Reading text:
════════════════

By Anthony Joseph

The Consulate General of Trinidad and Tobago on Sheppard Avenue buzzed with “sweet Tobago ole talk” and serious policy isues last Monday evening when Farley Augustine, Chief Secretary of the Tobago House of Assembly (THA), addresssed Tobagonians and friends.
Under the theme “Rooted in Tobago, Reaching the World,” Augustine mixed charm with straight talk on crime, tourism, jobs and investment, urging the diaspora to see themselves as partners, and beneficiaries in Tobago’s next chapter.
From the outset, Augustine framed the conversation as an invitation.
He said “Tobago needs its people abroad to return, physically or virtually, as investors, consultants, educators, creatives and mentors.
“I don’t only want you to invest in good and lose money,” he quipped.
“Invest in good and earn, create employment while you build.”

Questions quickly moved from the big picture to nuts and bolts. One attendee, a real-estate professional with ties to Canada’s choral scene, called for reliable direct air links and smarter marketing beyond downtown Toronto.
Augustine agreed that aviation remains a chokepoint for growth and said that Tobago is courting competitive, direct routes to feed both leisure and niche markets like sports tourism and basketball development.
Visual artist and pan-African scholar Sheena Ravel Thompson asked how Tobago will safeguard heritage at home and in the diaspora.
Augustine pointed to the Department of Antiquities, launched in 2021 to protect artifacts on an island “littered” with reminders of a complex colonial past.

He also mentioned the Tobago Heritage Festival, where living tableaux keep traditions alive, and THA’s ongoing support for visual artists through purchasing, cataloguing and exhibitions.
The weak link, he conceded, is documentation: “We’re not writing enough books.”
He pledged to back young researchers through DATAS grants and scholarships to capture community histories, whether as academic work or fiction grounded in fact.
Younger professionals wanted a pathway back. Morgan Blackman, a holistic wealth coach and digital marketer with Tobago citizenship, asked about flexible work and employment support for returning Gen Z and millennials.
Augustine said policy has shifted: remote work arrangements already allow Canada- based professionals to serve on state boards and even staff THA offices from abroad.
He cautioned that Tobago’s pace “moves slower than Canada” but promised openness to virtual interviews and placements, particularly in digital content and education technology, where global reach can amplify the island’s marketing.
Crime and safety, always a tourism bellwether, drew a sober update. Augustine credited a targeted push on border controls, policing support, and post-pandemic systems with sharply reversing last year’s violent crime trend. “It didn’t happen by accident,” he said, noting Tobago’s “comparatively low
incidence” and emphasizing ongoing work in school safety and rehabilitation centres for suspended students that pair counselling with skills training.
Entrepreneurs and creatives asked for clearer lanes to contribute. A Canada-based animation producer urged more media support to teach civic history through cartoons and games.
Augustine welcomed proposals” to expand that pipeline.”

════════════════

Recorded data:
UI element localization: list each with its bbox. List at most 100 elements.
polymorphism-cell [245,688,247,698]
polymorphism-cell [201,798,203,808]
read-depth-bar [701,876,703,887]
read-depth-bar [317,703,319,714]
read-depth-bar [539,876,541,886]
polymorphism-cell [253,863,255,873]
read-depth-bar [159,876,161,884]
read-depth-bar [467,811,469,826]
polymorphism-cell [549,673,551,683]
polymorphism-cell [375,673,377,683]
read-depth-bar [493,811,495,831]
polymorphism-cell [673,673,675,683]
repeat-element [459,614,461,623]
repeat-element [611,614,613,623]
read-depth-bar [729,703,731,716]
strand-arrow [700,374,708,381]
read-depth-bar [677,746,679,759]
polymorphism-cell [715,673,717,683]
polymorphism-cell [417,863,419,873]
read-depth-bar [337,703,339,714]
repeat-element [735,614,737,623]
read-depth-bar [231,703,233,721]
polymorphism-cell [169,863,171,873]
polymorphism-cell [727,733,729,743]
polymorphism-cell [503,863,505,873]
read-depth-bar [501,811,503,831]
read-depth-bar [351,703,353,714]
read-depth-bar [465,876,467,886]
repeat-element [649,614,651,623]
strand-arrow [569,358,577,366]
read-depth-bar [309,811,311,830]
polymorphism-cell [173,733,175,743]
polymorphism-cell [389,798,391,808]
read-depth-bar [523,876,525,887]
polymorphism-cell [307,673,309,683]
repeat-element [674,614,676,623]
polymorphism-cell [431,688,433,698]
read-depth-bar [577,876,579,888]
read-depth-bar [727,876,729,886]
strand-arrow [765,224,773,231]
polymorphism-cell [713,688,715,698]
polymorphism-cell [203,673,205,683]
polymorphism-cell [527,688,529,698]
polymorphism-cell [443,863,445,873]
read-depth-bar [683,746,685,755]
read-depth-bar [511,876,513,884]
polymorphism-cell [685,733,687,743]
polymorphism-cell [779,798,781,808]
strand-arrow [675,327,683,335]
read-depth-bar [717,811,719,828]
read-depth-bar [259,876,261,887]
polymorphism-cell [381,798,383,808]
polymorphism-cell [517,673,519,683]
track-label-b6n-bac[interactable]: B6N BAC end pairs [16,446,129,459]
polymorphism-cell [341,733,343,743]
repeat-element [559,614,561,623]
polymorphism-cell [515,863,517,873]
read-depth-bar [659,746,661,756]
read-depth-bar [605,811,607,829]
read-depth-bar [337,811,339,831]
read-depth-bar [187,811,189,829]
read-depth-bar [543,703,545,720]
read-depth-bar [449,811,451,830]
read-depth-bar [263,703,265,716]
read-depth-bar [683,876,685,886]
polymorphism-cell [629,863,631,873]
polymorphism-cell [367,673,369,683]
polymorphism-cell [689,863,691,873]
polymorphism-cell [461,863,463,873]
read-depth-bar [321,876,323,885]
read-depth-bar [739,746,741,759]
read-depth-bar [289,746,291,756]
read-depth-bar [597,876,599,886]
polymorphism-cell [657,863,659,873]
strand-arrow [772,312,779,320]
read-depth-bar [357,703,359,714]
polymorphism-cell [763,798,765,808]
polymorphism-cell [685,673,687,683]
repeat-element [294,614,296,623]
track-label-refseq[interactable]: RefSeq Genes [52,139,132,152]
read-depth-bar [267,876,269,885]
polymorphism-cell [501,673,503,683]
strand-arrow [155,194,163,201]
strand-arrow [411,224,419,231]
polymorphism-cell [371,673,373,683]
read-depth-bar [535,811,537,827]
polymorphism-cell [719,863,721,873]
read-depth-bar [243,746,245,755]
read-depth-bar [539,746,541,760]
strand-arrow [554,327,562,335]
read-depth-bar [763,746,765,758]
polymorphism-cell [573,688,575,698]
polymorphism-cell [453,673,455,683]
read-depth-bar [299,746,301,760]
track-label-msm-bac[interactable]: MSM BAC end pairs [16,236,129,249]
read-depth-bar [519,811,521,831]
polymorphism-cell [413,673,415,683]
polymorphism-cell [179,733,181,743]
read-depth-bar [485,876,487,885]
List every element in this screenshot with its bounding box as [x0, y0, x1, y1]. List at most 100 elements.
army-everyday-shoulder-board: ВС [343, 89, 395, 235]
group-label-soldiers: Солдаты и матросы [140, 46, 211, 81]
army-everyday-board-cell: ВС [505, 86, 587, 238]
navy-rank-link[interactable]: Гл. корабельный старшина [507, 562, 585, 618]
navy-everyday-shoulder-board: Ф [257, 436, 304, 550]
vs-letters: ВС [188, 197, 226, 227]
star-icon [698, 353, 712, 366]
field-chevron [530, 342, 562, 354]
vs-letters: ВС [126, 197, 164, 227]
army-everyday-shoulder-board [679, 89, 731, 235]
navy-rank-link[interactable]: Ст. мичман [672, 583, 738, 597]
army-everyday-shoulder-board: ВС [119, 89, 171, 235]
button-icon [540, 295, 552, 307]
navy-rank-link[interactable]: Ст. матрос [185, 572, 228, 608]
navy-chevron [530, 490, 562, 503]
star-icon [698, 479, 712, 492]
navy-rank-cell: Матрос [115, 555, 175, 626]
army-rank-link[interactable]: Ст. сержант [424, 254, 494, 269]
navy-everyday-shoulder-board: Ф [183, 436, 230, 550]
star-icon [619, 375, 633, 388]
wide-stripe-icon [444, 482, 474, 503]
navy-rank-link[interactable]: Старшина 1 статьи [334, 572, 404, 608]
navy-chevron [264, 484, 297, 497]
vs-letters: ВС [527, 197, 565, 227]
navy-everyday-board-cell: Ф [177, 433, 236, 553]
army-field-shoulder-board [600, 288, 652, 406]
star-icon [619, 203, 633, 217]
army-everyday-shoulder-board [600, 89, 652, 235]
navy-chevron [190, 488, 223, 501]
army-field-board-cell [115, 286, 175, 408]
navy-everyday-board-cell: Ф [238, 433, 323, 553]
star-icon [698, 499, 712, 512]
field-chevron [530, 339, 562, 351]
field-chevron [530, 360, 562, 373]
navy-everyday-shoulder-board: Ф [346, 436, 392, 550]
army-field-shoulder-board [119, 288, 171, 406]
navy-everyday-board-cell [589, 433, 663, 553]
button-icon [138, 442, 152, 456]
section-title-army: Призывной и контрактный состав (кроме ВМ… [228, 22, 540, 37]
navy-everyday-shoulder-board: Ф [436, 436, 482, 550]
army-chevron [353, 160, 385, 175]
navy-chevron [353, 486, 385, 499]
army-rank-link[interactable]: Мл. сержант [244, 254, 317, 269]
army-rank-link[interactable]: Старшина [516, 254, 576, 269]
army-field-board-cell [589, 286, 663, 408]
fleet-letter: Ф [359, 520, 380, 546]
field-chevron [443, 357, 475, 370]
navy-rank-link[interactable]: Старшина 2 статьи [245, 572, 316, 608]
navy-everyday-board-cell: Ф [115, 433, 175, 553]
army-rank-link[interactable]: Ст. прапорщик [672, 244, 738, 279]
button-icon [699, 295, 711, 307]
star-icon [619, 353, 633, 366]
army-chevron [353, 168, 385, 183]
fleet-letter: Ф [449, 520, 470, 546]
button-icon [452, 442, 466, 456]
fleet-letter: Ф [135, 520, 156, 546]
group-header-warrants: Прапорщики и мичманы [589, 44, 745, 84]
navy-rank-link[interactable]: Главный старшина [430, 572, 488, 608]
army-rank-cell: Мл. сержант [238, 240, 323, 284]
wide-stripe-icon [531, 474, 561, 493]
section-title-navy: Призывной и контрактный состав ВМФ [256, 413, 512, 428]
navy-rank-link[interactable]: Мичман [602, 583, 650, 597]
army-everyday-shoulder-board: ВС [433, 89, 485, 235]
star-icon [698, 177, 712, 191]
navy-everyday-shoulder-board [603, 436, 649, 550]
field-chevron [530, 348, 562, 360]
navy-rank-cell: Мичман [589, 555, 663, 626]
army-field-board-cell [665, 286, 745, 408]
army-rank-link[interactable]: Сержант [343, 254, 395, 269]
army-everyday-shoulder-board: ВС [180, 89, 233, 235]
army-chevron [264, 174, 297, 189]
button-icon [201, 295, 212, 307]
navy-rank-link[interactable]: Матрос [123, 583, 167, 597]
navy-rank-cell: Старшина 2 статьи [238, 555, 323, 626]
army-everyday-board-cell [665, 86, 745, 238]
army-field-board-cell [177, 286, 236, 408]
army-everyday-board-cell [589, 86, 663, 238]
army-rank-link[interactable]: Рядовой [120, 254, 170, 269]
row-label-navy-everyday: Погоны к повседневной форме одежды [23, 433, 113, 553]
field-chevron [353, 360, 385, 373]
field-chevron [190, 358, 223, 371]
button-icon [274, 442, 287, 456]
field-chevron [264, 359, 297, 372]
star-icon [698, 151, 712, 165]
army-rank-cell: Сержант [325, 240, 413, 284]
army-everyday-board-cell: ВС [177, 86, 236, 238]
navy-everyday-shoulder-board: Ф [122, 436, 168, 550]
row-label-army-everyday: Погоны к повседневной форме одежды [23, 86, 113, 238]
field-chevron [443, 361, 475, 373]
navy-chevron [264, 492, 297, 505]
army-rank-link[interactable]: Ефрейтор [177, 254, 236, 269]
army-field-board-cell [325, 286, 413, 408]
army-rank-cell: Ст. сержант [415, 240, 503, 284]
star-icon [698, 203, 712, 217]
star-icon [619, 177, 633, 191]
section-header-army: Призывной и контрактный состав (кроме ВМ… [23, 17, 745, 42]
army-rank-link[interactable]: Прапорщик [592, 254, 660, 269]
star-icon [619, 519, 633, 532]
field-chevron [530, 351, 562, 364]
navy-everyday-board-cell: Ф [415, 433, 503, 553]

════════════════

Answer these from the article about Farley Augustine's address to Tobagonians in Toronto:
(a) What was the theme of the evening?
(b) In what year was the Department of Antiquities launched?
(c) Through what did Augustine pledge to back young researchers?

Final answer:
(a) "Rooted in Tobago, Reaching the World."
(b) 2021.
(c) DATAS grants and scholarships.